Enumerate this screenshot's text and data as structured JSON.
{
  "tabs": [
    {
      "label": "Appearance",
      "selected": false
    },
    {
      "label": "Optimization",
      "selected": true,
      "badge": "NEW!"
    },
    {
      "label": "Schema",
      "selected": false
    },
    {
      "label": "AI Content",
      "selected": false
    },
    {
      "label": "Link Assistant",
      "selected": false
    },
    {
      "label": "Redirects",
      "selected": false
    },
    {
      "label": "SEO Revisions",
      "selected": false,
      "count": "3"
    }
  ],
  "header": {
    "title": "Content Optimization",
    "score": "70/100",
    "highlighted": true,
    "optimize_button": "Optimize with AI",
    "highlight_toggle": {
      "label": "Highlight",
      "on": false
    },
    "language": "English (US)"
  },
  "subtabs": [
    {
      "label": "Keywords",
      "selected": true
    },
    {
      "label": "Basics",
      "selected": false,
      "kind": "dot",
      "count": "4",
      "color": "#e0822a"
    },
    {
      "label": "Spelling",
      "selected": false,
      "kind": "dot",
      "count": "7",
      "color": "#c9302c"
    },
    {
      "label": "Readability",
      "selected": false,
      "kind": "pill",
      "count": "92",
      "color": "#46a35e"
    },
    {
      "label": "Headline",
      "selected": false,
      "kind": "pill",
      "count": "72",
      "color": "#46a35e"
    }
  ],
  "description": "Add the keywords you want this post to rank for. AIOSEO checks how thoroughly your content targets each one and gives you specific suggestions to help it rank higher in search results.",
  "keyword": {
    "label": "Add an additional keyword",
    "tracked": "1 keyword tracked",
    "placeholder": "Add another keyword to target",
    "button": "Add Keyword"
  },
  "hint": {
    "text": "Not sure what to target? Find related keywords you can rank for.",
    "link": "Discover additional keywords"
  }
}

──────

▸ **Prompt**
Write the material out again in its entirety, exactly as shown.

▸ **Correct output**
Enumerate this screenshot's text and data as structured JSON.
{
  "tabs": [
    {
      "label": "Appearance",
      "selected": false
    },
    {
      "label": "Optimization",
      "selected": true,
      "badge": "NEW!"
    },
    {
      "label": "Schema",
      "selected": false
    },
    {
      "label": "AI Content",
      "selected": false
    },
    {
      "label": "Link Assistant",
      "selected": false
    },
    {
      "label": "Redirects",
      "selected": false
    },
    {
      "label": "SEO Revisions",
      "selected": false,
      "count": "3"
    }
  ],
  "header": {
    "title": "Content Optimization",
    "score": "70/100",
    "highlighted": true,
    "optimize_button": "Optimize with AI",
    "highlight_toggle": {
      "label": "Highlight",
      "on": false
    },
    "language": "English (US)"
  },
  "subtabs": [
    {
      "label": "Keywords",
      "selected": true
    },
    {
      "label": "Basics",
      "selected": false,
      "kind": "dot",
      "count": "4",
      "color": "#e0822a"
    },
    {
      "label": "Spelling",
      "selected": false,
      "kind": "dot",
      "count": "7",
      "color": "#c9302c"
    },
    {
      "label": "Readability",
      "selected": false,
      "kind": "pill",
      "count": "92",
      "color": "#46a35e"
    },
    {
      "label": "Headline",
      "selected": false,
      "kind": "pill",
      "count": "72",
      "color": "#46a35e"
    }
  ],
  "description": "Add the keywords you want this post to rank for. AIOSEO checks how thoroughly your content targets each one and gives you specific suggestions to help it rank higher in search results.",
  "keyword": {
    "label": "Add an additional keyword",
    "tracked": "1 keyword tracked",
    "placeholder": "Add another keyword to target",
    "button": "Add Keyword"
  },
  "hint": {
    "text": "Not sure what to target? Find related keywords you can rank for.",
    "link": "Discover additional keywords"
  }
}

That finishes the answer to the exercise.